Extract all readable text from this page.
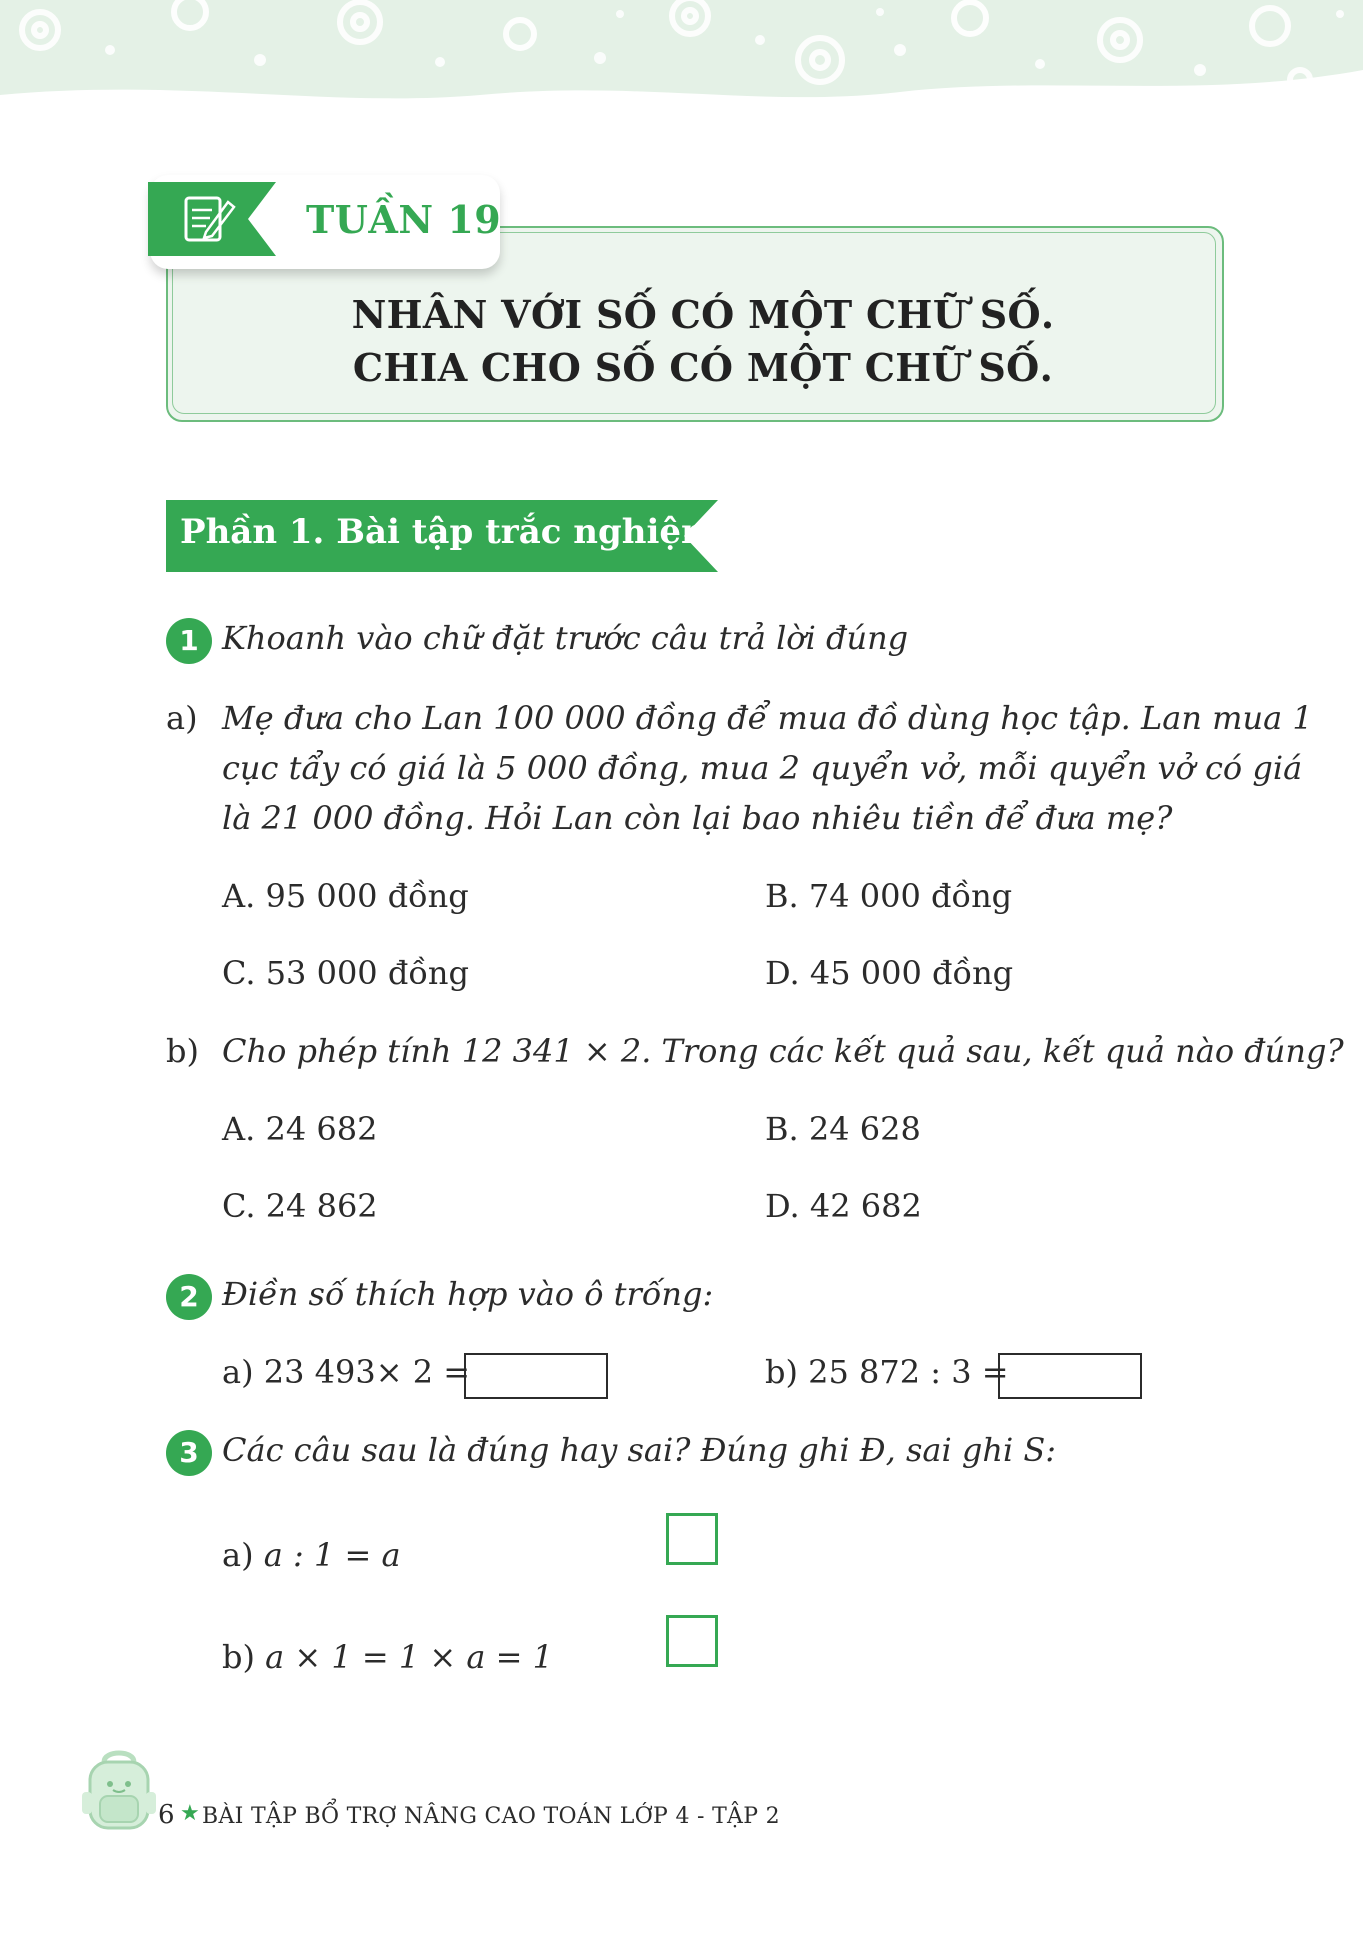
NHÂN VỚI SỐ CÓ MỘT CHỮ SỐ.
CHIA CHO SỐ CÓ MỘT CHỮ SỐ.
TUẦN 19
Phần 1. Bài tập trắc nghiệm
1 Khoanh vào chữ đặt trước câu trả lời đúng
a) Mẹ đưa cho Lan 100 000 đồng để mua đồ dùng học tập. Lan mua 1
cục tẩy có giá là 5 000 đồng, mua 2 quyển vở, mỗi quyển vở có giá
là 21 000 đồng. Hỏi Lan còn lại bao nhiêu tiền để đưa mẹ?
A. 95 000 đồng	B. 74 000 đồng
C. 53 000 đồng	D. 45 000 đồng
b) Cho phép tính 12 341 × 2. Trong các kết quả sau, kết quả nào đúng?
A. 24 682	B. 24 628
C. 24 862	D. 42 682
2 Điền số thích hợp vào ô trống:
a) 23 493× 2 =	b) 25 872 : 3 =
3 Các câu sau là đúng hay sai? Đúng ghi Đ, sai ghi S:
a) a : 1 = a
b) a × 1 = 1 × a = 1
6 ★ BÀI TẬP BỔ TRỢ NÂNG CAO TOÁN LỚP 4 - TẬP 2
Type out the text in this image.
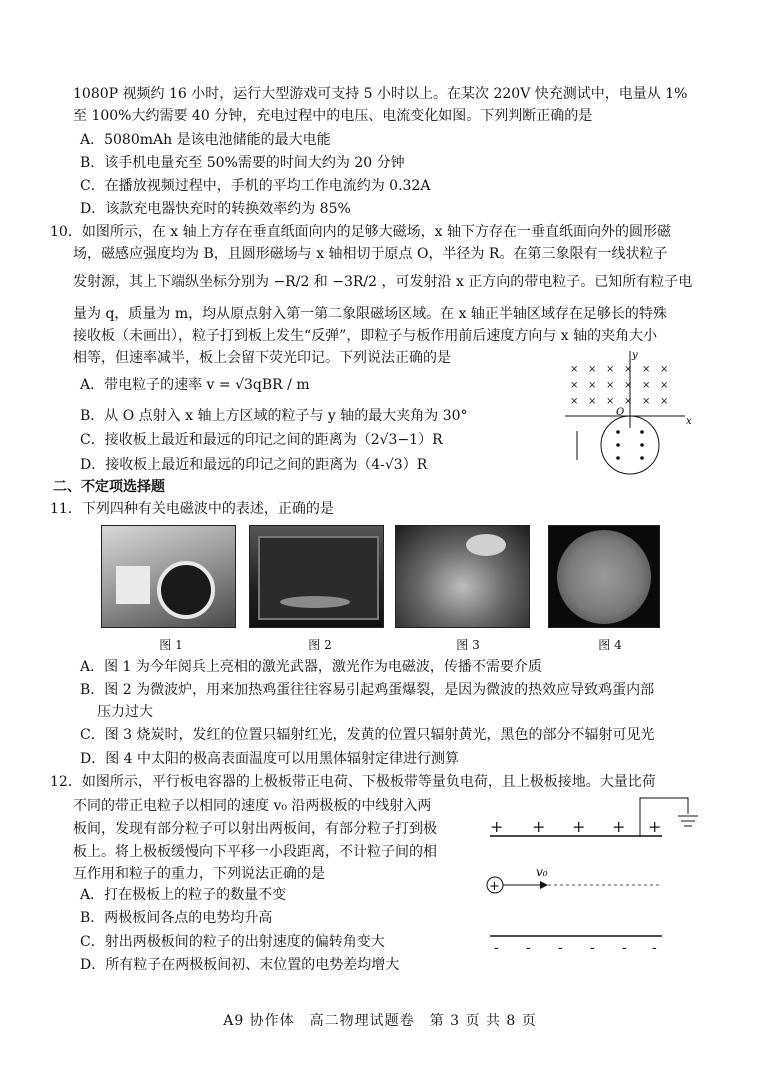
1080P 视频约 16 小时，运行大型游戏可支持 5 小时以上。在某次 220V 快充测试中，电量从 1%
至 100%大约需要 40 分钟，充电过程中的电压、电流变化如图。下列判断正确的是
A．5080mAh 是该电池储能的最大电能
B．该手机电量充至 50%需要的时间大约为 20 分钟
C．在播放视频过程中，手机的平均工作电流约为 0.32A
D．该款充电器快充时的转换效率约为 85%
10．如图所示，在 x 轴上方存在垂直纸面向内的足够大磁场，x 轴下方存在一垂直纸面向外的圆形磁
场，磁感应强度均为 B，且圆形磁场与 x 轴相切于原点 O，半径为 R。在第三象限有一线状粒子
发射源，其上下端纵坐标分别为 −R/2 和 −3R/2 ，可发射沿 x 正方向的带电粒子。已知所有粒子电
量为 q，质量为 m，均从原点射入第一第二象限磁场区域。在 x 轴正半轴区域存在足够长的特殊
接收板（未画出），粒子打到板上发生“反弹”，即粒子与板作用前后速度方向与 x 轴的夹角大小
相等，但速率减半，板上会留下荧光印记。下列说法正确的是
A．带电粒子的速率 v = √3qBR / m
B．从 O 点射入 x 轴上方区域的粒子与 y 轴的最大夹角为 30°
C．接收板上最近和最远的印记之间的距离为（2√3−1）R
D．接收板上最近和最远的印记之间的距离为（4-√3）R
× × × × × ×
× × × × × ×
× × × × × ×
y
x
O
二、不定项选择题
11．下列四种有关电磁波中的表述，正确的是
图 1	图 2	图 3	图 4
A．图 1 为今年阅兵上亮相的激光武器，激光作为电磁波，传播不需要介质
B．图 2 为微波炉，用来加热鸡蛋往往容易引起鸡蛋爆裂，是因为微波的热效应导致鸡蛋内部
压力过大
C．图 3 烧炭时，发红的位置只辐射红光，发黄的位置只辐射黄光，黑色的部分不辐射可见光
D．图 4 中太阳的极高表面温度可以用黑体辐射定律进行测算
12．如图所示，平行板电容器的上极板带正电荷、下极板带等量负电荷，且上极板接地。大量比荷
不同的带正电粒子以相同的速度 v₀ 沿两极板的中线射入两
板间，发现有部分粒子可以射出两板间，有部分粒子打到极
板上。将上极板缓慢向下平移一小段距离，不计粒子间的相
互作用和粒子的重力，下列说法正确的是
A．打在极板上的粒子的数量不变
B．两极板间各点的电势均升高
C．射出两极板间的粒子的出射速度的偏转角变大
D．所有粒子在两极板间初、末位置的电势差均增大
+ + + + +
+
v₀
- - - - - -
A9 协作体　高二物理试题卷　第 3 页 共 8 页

---

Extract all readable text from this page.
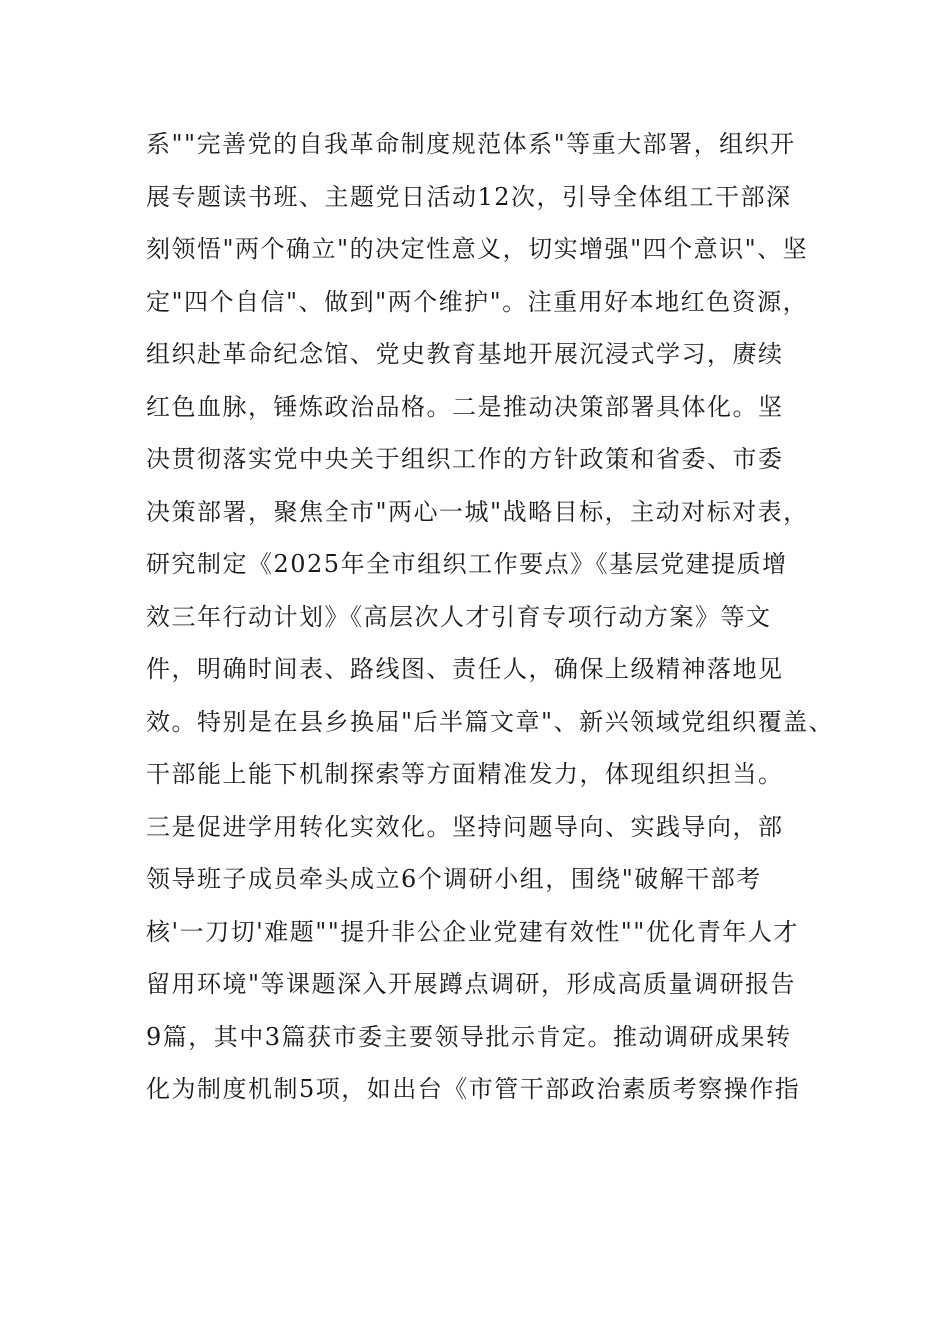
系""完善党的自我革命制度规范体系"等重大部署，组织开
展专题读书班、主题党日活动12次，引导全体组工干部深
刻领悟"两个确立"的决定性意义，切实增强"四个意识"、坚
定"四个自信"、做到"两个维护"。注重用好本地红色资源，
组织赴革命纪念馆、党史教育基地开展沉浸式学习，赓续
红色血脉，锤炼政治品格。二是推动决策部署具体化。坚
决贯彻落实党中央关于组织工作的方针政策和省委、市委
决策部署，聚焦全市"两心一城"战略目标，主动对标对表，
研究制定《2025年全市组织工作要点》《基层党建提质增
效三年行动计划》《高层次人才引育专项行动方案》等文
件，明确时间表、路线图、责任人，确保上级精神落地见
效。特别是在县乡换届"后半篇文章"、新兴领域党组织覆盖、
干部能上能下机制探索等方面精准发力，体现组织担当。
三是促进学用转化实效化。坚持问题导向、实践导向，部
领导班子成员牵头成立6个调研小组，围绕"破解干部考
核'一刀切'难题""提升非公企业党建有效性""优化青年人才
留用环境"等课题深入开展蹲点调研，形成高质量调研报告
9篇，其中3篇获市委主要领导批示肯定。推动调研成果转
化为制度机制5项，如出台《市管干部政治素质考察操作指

> [Task statement]
Track down every line of the material containing the string "接收板上最近和最远的印记之间的距离为", and copy it.

> [Complete answer]
C．接收板上最近和最远的印记之间的距离为（2√3−1）R
D．接收板上最近和最远的印记之间的距离为（4-√3）R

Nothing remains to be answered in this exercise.